# Exercise aim
Across the listing below, how many lines hold "Output"? Reply with the number by itself.

=-=-=

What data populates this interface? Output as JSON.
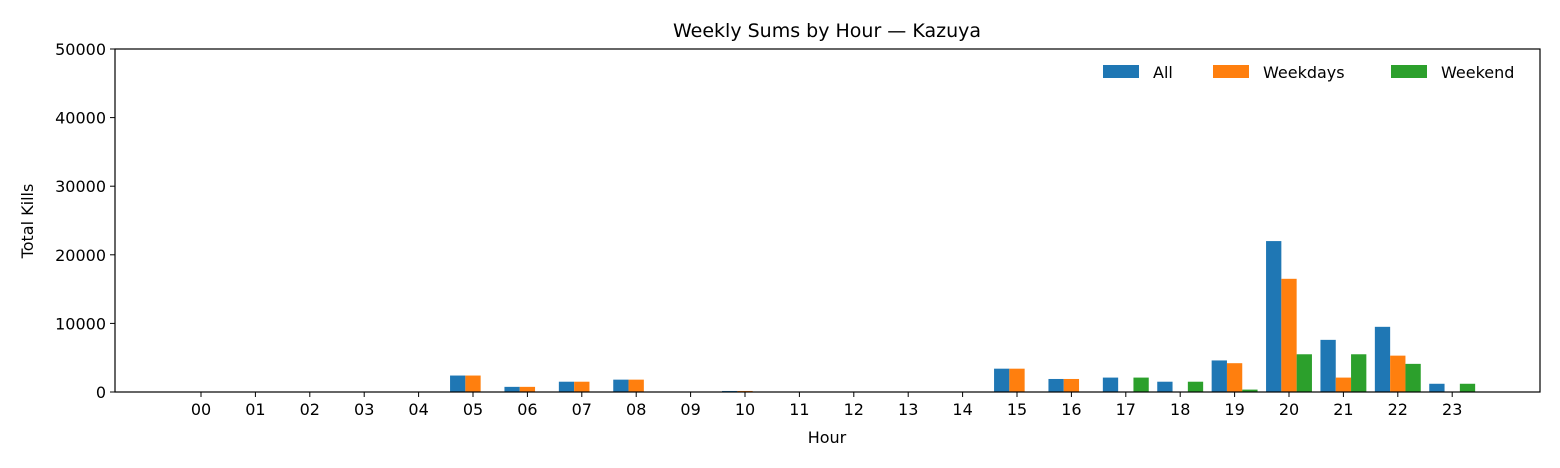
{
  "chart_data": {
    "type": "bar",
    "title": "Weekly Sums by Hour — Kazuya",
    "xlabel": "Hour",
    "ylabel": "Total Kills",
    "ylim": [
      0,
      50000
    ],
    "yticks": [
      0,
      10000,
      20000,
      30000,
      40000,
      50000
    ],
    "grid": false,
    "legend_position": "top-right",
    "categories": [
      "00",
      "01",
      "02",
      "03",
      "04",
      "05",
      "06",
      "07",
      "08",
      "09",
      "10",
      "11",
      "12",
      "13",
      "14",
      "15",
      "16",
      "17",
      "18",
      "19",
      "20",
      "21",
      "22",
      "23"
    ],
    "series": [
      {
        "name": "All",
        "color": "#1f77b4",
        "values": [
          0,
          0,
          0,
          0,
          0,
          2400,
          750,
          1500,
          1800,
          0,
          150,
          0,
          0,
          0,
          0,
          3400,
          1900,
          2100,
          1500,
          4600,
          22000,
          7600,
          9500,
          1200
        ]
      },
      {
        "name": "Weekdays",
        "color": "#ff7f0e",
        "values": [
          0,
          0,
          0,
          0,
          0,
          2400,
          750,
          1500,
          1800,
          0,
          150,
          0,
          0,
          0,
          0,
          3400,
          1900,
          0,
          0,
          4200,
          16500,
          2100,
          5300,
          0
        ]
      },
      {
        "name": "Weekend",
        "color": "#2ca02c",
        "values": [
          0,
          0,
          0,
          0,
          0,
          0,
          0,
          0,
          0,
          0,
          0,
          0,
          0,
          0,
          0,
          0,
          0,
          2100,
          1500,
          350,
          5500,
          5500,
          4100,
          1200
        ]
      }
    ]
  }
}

=-=-=

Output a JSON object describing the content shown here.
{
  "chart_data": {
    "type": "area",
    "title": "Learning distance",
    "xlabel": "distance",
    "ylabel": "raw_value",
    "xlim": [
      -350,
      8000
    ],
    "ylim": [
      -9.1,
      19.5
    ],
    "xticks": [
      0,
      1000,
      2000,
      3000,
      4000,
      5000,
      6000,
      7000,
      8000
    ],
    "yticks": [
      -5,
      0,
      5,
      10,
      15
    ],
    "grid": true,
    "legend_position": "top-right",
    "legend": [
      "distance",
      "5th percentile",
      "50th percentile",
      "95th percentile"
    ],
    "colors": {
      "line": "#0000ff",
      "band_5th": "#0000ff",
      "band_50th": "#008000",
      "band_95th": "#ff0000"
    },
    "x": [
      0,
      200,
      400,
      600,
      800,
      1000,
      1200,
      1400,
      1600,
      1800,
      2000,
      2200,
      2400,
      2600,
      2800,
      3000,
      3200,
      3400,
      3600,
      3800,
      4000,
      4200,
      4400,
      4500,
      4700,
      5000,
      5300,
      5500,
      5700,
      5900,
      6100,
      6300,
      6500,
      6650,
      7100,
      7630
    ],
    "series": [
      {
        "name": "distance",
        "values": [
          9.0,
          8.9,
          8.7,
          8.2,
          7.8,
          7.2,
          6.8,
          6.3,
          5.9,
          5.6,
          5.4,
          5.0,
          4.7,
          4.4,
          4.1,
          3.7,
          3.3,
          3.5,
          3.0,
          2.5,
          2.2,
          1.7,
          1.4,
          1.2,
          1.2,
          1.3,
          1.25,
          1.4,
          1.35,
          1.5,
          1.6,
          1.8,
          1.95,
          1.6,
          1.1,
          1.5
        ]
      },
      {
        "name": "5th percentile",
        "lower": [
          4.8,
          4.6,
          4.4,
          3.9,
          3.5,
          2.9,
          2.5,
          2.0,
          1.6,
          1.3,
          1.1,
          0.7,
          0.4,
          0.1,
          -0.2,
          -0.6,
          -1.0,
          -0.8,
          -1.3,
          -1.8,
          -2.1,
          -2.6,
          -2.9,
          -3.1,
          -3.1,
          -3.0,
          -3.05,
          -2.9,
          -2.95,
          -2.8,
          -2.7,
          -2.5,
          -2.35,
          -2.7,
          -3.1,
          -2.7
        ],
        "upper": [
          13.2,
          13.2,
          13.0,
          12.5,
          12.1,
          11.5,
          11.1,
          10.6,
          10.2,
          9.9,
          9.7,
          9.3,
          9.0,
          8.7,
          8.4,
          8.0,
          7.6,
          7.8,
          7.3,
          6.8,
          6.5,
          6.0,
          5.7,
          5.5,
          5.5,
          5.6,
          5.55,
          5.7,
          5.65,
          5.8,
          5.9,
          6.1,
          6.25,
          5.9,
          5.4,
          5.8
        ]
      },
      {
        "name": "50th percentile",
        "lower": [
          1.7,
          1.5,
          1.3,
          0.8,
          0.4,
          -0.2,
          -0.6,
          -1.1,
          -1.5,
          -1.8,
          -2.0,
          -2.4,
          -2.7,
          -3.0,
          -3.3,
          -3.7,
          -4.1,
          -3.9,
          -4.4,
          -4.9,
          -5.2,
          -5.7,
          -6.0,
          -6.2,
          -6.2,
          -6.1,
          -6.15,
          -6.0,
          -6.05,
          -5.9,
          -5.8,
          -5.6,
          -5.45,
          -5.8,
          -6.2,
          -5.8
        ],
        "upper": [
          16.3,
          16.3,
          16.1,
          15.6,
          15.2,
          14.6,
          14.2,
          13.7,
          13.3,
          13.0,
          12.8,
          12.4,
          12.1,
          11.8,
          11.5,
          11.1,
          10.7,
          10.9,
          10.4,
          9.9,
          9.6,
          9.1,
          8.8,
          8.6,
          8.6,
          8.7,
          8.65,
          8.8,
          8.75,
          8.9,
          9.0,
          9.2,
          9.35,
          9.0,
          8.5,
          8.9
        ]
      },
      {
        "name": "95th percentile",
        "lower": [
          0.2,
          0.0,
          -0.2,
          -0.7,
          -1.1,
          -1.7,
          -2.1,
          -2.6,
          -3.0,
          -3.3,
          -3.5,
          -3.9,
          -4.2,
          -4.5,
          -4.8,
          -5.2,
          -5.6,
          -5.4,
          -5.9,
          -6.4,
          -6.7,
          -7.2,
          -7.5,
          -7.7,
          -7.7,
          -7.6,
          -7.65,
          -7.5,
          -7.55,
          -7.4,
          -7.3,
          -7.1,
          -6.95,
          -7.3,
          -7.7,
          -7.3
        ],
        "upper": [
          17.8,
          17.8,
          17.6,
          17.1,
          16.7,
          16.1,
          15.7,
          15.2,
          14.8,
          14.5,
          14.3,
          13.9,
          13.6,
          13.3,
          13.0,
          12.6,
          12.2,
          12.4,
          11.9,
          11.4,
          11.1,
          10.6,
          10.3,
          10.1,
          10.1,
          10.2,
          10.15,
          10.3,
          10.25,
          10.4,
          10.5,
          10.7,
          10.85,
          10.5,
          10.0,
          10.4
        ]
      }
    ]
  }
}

=-=-=

# Exercise result
2